**Exercise directions:**
Exclude the pictures and reproduce the remaining data exactly as written.

**Supplied records:**
----------

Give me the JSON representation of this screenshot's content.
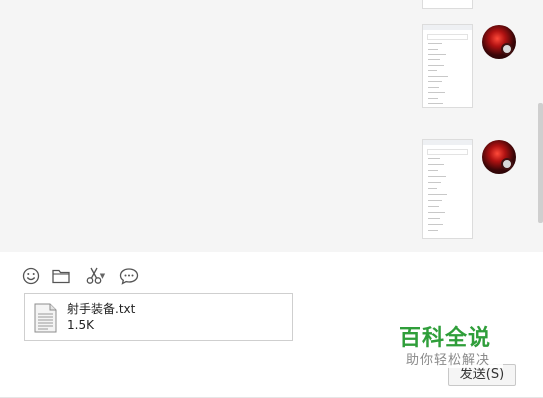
{
  "composer": {
    "toolbar": [
      {
        "name": "emoji-icon"
      },
      {
        "name": "folder-icon"
      },
      {
        "name": "scissors-icon"
      },
      {
        "name": "chat-bubble-icon"
      }
    ],
    "attachment": {
      "file_name": "射手装备.txt",
      "file_size": "1.5K"
    },
    "send_label": "发送(S)"
  },
  "watermark": {
    "title": "百科全说",
    "subtitle": "助你轻松解决"
  },
  "colors": {
    "history_bg": "#f5f5f5",
    "watermark_green": "#2f9e3a"
  }
}
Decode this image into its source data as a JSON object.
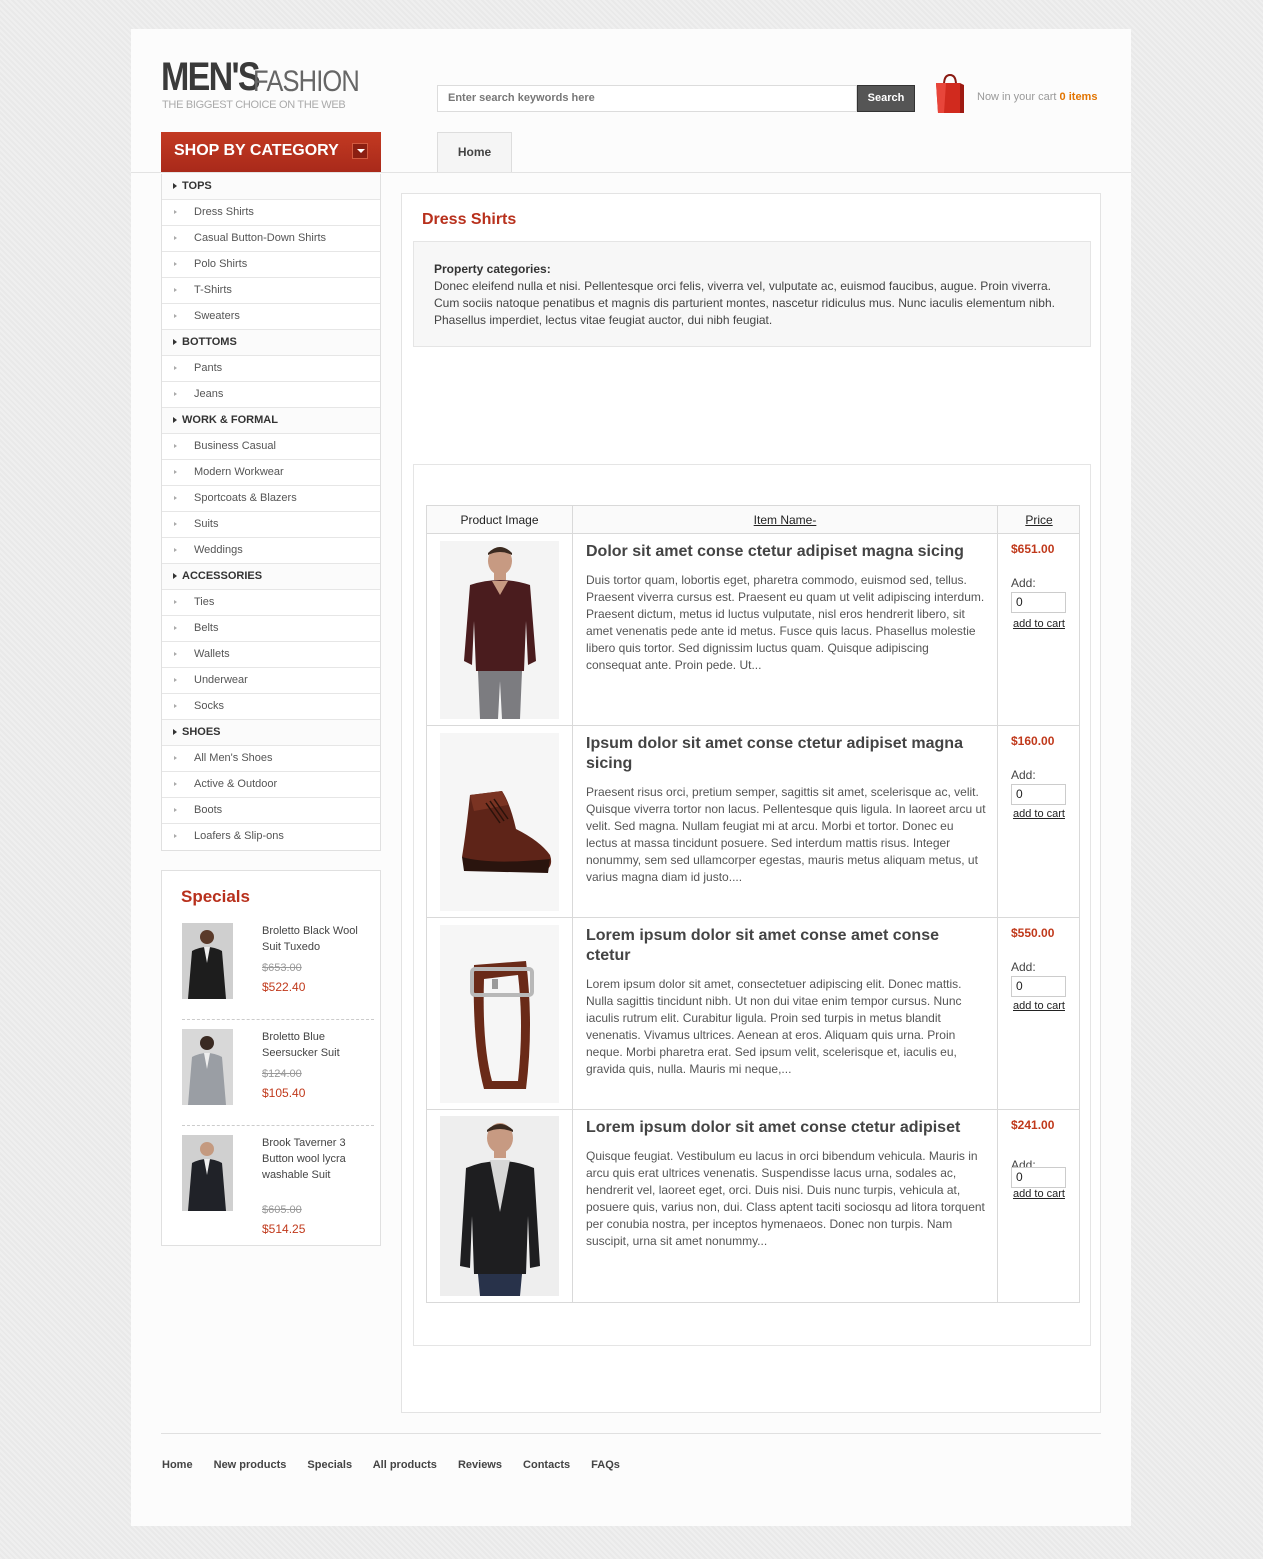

----------

**Output below:**
Give me the JSON representation of this screenshot's content.
{
  "composer": {
    "toolbar": [
      {
        "name": "emoji-icon"
      },
      {
        "name": "folder-icon"
      },
      {
        "name": "scissors-icon"
      },
      {
        "name": "chat-bubble-icon"
      }
    ],
    "attachment": {
      "file_name": "射手装备.txt",
      "file_size": "1.5K"
    },
    "send_label": "发送(S)"
  },
  "watermark": {
    "title": "百科全说",
    "subtitle": "助你轻松解决"
  },
  "colors": {
    "history_bg": "#f5f5f5",
    "watermark_green": "#2f9e3a"
  }
}
Decode this image into its source data as a JSON object.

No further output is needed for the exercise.